(Given instruction) Print the records again, character for character.

## begin

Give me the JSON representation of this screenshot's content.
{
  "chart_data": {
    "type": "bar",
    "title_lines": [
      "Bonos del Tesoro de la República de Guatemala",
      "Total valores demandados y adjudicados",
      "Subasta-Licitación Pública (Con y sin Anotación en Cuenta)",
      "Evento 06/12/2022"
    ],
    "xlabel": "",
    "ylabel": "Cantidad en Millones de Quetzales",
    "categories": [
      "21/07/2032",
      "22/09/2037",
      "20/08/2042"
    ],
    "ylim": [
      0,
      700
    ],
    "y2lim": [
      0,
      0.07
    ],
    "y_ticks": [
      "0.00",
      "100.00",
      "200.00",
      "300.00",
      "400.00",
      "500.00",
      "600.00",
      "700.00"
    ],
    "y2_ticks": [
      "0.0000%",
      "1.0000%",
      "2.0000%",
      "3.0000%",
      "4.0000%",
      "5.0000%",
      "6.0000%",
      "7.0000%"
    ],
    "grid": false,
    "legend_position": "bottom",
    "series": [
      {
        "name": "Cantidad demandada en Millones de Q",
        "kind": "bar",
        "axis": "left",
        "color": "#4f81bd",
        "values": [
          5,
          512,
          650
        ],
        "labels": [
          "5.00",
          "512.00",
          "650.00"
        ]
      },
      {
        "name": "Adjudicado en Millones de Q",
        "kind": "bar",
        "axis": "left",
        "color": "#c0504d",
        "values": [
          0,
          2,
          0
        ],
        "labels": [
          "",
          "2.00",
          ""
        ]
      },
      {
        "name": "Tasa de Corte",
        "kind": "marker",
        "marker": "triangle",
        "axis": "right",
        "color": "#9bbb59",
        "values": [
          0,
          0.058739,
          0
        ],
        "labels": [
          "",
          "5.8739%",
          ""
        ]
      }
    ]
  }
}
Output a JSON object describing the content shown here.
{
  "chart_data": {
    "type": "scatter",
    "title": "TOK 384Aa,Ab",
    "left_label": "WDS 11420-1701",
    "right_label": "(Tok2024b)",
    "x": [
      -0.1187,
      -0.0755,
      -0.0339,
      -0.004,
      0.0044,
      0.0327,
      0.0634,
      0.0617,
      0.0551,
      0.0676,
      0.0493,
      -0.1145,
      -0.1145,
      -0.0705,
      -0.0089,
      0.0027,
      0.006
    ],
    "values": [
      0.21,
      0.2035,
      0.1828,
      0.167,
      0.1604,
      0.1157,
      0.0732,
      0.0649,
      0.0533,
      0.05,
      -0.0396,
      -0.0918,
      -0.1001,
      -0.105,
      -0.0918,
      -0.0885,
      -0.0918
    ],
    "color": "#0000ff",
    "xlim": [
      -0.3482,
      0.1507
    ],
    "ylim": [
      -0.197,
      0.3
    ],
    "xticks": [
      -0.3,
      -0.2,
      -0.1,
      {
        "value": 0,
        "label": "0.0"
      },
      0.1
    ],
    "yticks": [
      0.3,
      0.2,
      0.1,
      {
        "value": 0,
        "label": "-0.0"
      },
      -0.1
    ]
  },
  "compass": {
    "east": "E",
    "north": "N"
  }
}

## end

(The response)
Give me the JSON representation of this screenshot's content.
{
  "chart_data": {
    "type": "bar",
    "title_lines": [
      "Bonos del Tesoro de la República de Guatemala",
      "Total valores demandados y adjudicados",
      "Subasta-Licitación Pública (Con y sin Anotación en Cuenta)",
      "Evento 06/12/2022"
    ],
    "xlabel": "",
    "ylabel": "Cantidad en Millones de Quetzales",
    "categories": [
      "21/07/2032",
      "22/09/2037",
      "20/08/2042"
    ],
    "ylim": [
      0,
      700
    ],
    "y2lim": [
      0,
      0.07
    ],
    "y_ticks": [
      "0.00",
      "100.00",
      "200.00",
      "300.00",
      "400.00",
      "500.00",
      "600.00",
      "700.00"
    ],
    "y2_ticks": [
      "0.0000%",
      "1.0000%",
      "2.0000%",
      "3.0000%",
      "4.0000%",
      "5.0000%",
      "6.0000%",
      "7.0000%"
    ],
    "grid": false,
    "legend_position": "bottom",
    "series": [
      {
        "name": "Cantidad demandada en Millones de Q",
        "kind": "bar",
        "axis": "left",
        "color": "#4f81bd",
        "values": [
          5,
          512,
          650
        ],
        "labels": [
          "5.00",
          "512.00",
          "650.00"
        ]
      },
      {
        "name": "Adjudicado en Millones de Q",
        "kind": "bar",
        "axis": "left",
        "color": "#c0504d",
        "values": [
          0,
          2,
          0
        ],
        "labels": [
          "",
          "2.00",
          ""
        ]
      },
      {
        "name": "Tasa de Corte",
        "kind": "marker",
        "marker": "triangle",
        "axis": "right",
        "color": "#9bbb59",
        "values": [
          0,
          0.058739,
          0
        ],
        "labels": [
          "",
          "5.8739%",
          ""
        ]
      }
    ]
  }
}
Output a JSON object describing the content shown here.
{
  "chart_data": {
    "type": "scatter",
    "title": "TOK 384Aa,Ab",
    "left_label": "WDS 11420-1701",
    "right_label": "(Tok2024b)",
    "x": [
      -0.1187,
      -0.0755,
      -0.0339,
      -0.004,
      0.0044,
      0.0327,
      0.0634,
      0.0617,
      0.0551,
      0.0676,
      0.0493,
      -0.1145,
      -0.1145,
      -0.0705,
      -0.0089,
      0.0027,
      0.006
    ],
    "values": [
      0.21,
      0.2035,
      0.1828,
      0.167,
      0.1604,
      0.1157,
      0.0732,
      0.0649,
      0.0533,
      0.05,
      -0.0396,
      -0.0918,
      -0.1001,
      -0.105,
      -0.0918,
      -0.0885,
      -0.0918
    ],
    "color": "#0000ff",
    "xlim": [
      -0.3482,
      0.1507
    ],
    "ylim": [
      -0.197,
      0.3
    ],
    "xticks": [
      -0.3,
      -0.2,
      -0.1,
      {
        "value": 0,
        "label": "0.0"
      },
      0.1
    ],
    "yticks": [
      0.3,
      0.2,
      0.1,
      {
        "value": 0,
        "label": "-0.0"
      },
      -0.1
    ]
  },
  "compass": {
    "east": "E",
    "north": "N"
  }
}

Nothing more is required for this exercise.